Retype every entry in its entirety, without alteration.

::: Supplied data

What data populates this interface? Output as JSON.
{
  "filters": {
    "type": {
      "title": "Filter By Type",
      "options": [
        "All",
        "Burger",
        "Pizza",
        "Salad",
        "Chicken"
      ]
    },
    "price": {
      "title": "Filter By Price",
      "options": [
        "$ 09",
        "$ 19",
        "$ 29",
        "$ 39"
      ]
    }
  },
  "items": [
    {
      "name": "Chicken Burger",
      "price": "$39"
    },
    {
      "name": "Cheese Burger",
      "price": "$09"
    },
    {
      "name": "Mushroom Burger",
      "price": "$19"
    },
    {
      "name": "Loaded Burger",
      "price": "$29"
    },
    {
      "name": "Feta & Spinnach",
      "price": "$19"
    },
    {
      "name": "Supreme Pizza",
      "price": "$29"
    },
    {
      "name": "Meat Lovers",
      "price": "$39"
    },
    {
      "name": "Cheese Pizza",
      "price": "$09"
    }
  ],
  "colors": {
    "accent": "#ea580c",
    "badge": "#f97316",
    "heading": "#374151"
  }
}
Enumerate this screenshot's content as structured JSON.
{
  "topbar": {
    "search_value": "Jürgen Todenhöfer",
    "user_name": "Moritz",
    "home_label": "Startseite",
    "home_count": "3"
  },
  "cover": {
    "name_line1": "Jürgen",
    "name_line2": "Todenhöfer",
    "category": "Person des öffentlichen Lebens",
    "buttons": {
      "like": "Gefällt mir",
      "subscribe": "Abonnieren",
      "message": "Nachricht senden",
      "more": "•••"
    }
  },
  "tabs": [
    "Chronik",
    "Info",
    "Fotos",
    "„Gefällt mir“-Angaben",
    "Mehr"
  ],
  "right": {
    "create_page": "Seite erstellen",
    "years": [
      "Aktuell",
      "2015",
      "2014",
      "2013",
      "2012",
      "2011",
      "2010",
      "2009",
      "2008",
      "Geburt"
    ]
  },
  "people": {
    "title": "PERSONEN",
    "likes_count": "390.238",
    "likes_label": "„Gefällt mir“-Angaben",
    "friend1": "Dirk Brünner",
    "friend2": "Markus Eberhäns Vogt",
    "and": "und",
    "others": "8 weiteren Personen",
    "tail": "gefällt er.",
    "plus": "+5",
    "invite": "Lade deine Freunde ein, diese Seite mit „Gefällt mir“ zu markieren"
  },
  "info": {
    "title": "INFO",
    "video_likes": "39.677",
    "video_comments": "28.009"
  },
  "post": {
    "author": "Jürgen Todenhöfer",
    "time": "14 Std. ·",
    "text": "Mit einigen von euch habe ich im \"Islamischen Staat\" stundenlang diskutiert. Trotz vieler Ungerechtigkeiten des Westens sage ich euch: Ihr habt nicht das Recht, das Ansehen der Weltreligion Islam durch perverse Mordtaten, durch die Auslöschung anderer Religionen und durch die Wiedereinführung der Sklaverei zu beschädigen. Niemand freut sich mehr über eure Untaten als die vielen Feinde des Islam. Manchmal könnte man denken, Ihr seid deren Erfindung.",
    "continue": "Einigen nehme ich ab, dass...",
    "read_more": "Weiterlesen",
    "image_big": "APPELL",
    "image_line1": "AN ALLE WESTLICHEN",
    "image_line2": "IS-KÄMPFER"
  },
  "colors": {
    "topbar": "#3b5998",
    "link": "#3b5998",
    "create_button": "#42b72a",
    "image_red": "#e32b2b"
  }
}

::::::

(Output)
What data populates this interface? Output as JSON.
{
  "filters": {
    "type": {
      "title": "Filter By Type",
      "options": [
        "All",
        "Burger",
        "Pizza",
        "Salad",
        "Chicken"
      ]
    },
    "price": {
      "title": "Filter By Price",
      "options": [
        "$ 09",
        "$ 19",
        "$ 29",
        "$ 39"
      ]
    }
  },
  "items": [
    {
      "name": "Chicken Burger",
      "price": "$39"
    },
    {
      "name": "Cheese Burger",
      "price": "$09"
    },
    {
      "name": "Mushroom Burger",
      "price": "$19"
    },
    {
      "name": "Loaded Burger",
      "price": "$29"
    },
    {
      "name": "Feta & Spinnach",
      "price": "$19"
    },
    {
      "name": "Supreme Pizza",
      "price": "$29"
    },
    {
      "name": "Meat Lovers",
      "price": "$39"
    },
    {
      "name": "Cheese Pizza",
      "price": "$09"
    }
  ],
  "colors": {
    "accent": "#ea580c",
    "badge": "#f97316",
    "heading": "#374151"
  }
}
Enumerate this screenshot's content as structured JSON.
{
  "topbar": {
    "search_value": "Jürgen Todenhöfer",
    "user_name": "Moritz",
    "home_label": "Startseite",
    "home_count": "3"
  },
  "cover": {
    "name_line1": "Jürgen",
    "name_line2": "Todenhöfer",
    "category": "Person des öffentlichen Lebens",
    "buttons": {
      "like": "Gefällt mir",
      "subscribe": "Abonnieren",
      "message": "Nachricht senden",
      "more": "•••"
    }
  },
  "tabs": [
    "Chronik",
    "Info",
    "Fotos",
    "„Gefällt mir“-Angaben",
    "Mehr"
  ],
  "right": {
    "create_page": "Seite erstellen",
    "years": [
      "Aktuell",
      "2015",
      "2014",
      "2013",
      "2012",
      "2011",
      "2010",
      "2009",
      "2008",
      "Geburt"
    ]
  },
  "people": {
    "title": "PERSONEN",
    "likes_count": "390.238",
    "likes_label": "„Gefällt mir“-Angaben",
    "friend1": "Dirk Brünner",
    "friend2": "Markus Eberhäns Vogt",
    "and": "und",
    "others": "8 weiteren Personen",
    "tail": "gefällt er.",
    "plus": "+5",
    "invite": "Lade deine Freunde ein, diese Seite mit „Gefällt mir“ zu markieren"
  },
  "info": {
    "title": "INFO",
    "video_likes": "39.677",
    "video_comments": "28.009"
  },
  "post": {
    "author": "Jürgen Todenhöfer",
    "time": "14 Std. ·",
    "text": "Mit einigen von euch habe ich im \"Islamischen Staat\" stundenlang diskutiert. Trotz vieler Ungerechtigkeiten des Westens sage ich euch: Ihr habt nicht das Recht, das Ansehen der Weltreligion Islam durch perverse Mordtaten, durch die Auslöschung anderer Religionen und durch die Wiedereinführung der Sklaverei zu beschädigen. Niemand freut sich mehr über eure Untaten als die vielen Feinde des Islam. Manchmal könnte man denken, Ihr seid deren Erfindung.",
    "continue": "Einigen nehme ich ab, dass...",
    "read_more": "Weiterlesen",
    "image_big": "APPELL",
    "image_line1": "AN ALLE WESTLICHEN",
    "image_line2": "IS-KÄMPFER"
  },
  "colors": {
    "topbar": "#3b5998",
    "link": "#3b5998",
    "create_button": "#42b72a",
    "image_red": "#e32b2b"
  }
}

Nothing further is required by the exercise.